**TASK TO CARRY OUT:** Leaving out the pictures, retype all the material exactly.

**EXERCISE INPUTS:**
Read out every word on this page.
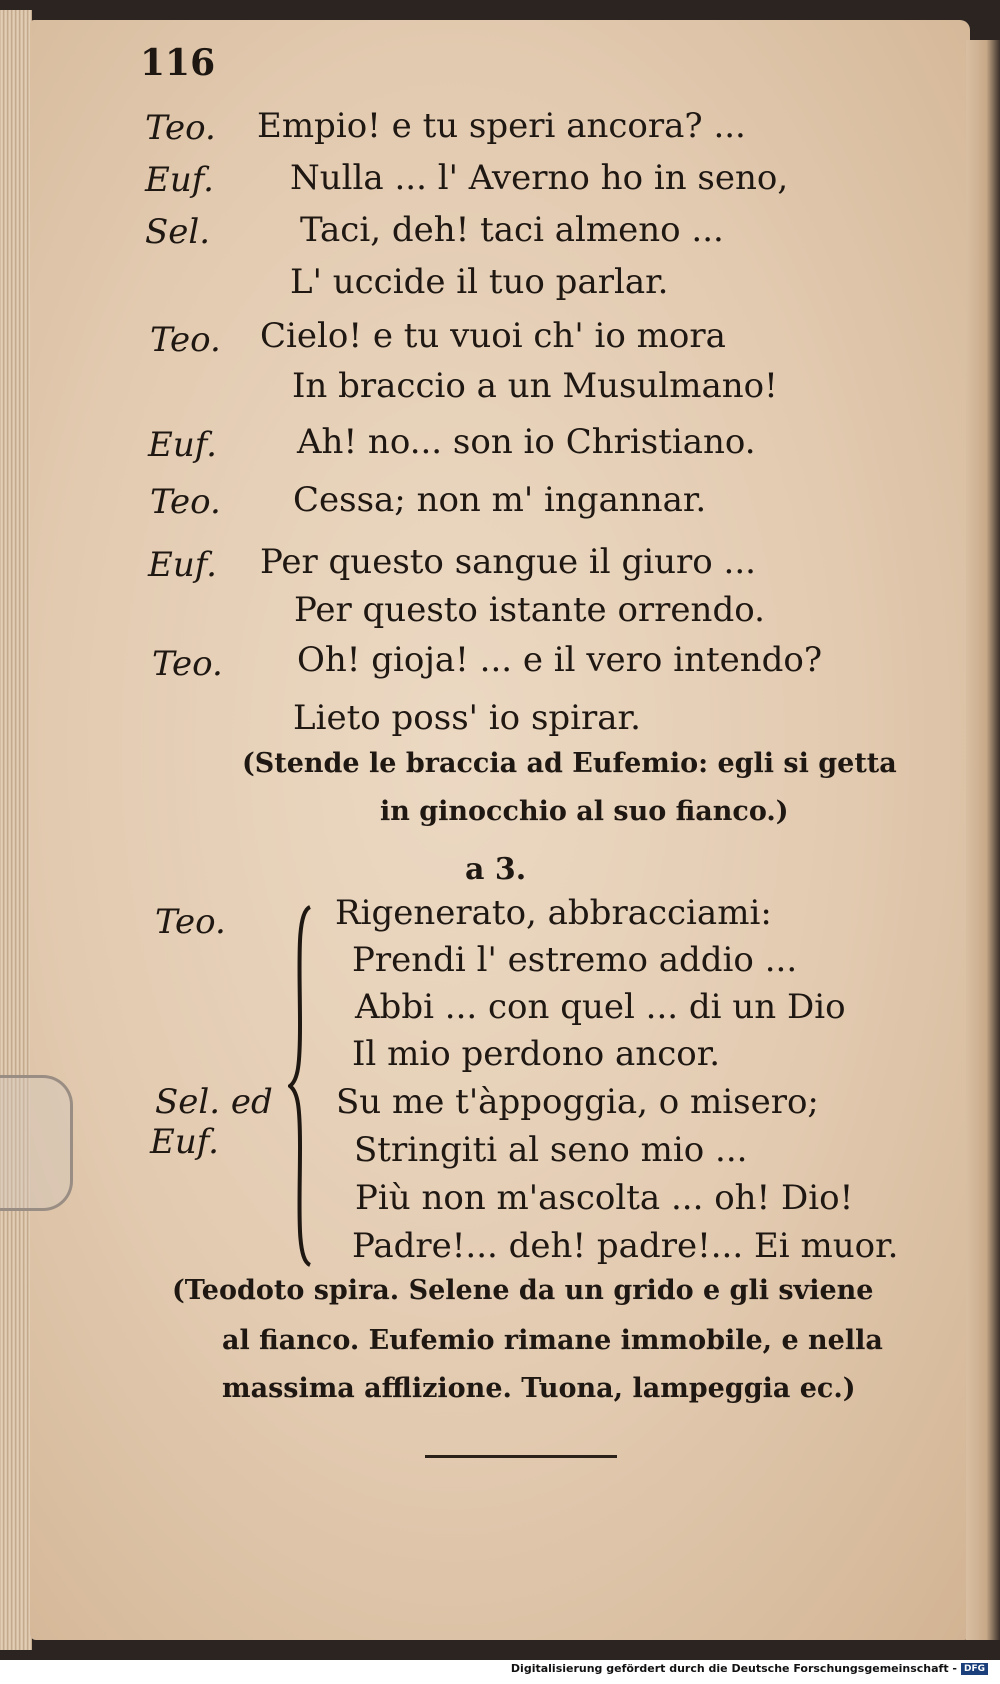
116
Teo. Empio! e tu speri ancora? ...
Euf. Nulla ... l' Averno ho in seno,
Sel.	Taci, deh! taci almeno ...
L' uccide il tuo parlar.
Teo. Cielo! e tu vuoi ch' io mora
In braccio a un Musulmano!
Euf. Ah! no... son io Christiano.
Teo. Cessa; non m' ingannar.
Euf. Per questo sangue il giuro ...
Per questo istante orrendo.
Teo. Oh! gioja! ... e il vero intendo?
Lieto poss' io spirar.
(Stende le braccia ad Eufemio: egli si getta
in ginocchio al suo fianco.)
a 3.
Teo.
Sel. ed
Euf.
Rigenerato, abbracciami:
Prendi l' estremo addio ...
Abbi ... con quel ... di un Dio
Il mio perdono ancor.
Su me t'àppoggia, o misero;
Stringiti al seno mio ...
Più non m'ascolta ... oh! Dio!
Padre!... deh! padre!... Ei muor.
(Teodoto spira. Selene da un grido e gli sviene
al fianco. Eufemio rimane immobile, e nella
massima afflizione. Tuona, lampeggia ec.)
Digitalisierung gefördert durch die Deutsche Forschungsgemeinschaft - DFG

**PROBLEM SOLUTION:**
Read out every word on this page.
116
Teo. Empio! e tu speri ancora? ...
Euf. Nulla ... l' Averno ho in seno,
Sel.	Taci, deh! taci almeno ...
L' uccide il tuo parlar.
Teo. Cielo! e tu vuoi ch' io mora
In braccio a un Musulmano!
Euf. Ah! no... son io Christiano.
Teo. Cessa; non m' ingannar.
Euf. Per questo sangue il giuro ...
Per questo istante orrendo.
Teo. Oh! gioja! ... e il vero intendo?
Lieto poss' io spirar.
(Stende le braccia ad Eufemio: egli si getta
in ginocchio al suo fianco.)
a 3.
Teo.
Sel. ed
Euf.
Rigenerato, abbracciami:
Prendi l' estremo addio ...
Abbi ... con quel ... di un Dio
Il mio perdono ancor.
Su me t'àppoggia, o misero;
Stringiti al seno mio ...
Più non m'ascolta ... oh! Dio!
Padre!... deh! padre!... Ei muor.
(Teodoto spira. Selene da un grido e gli sviene
al fianco. Eufemio rimane immobile, e nella
massima afflizione. Tuona, lampeggia ec.)
Digitalisierung gefördert durch die Deutsche Forschungsgemeinschaft - DFG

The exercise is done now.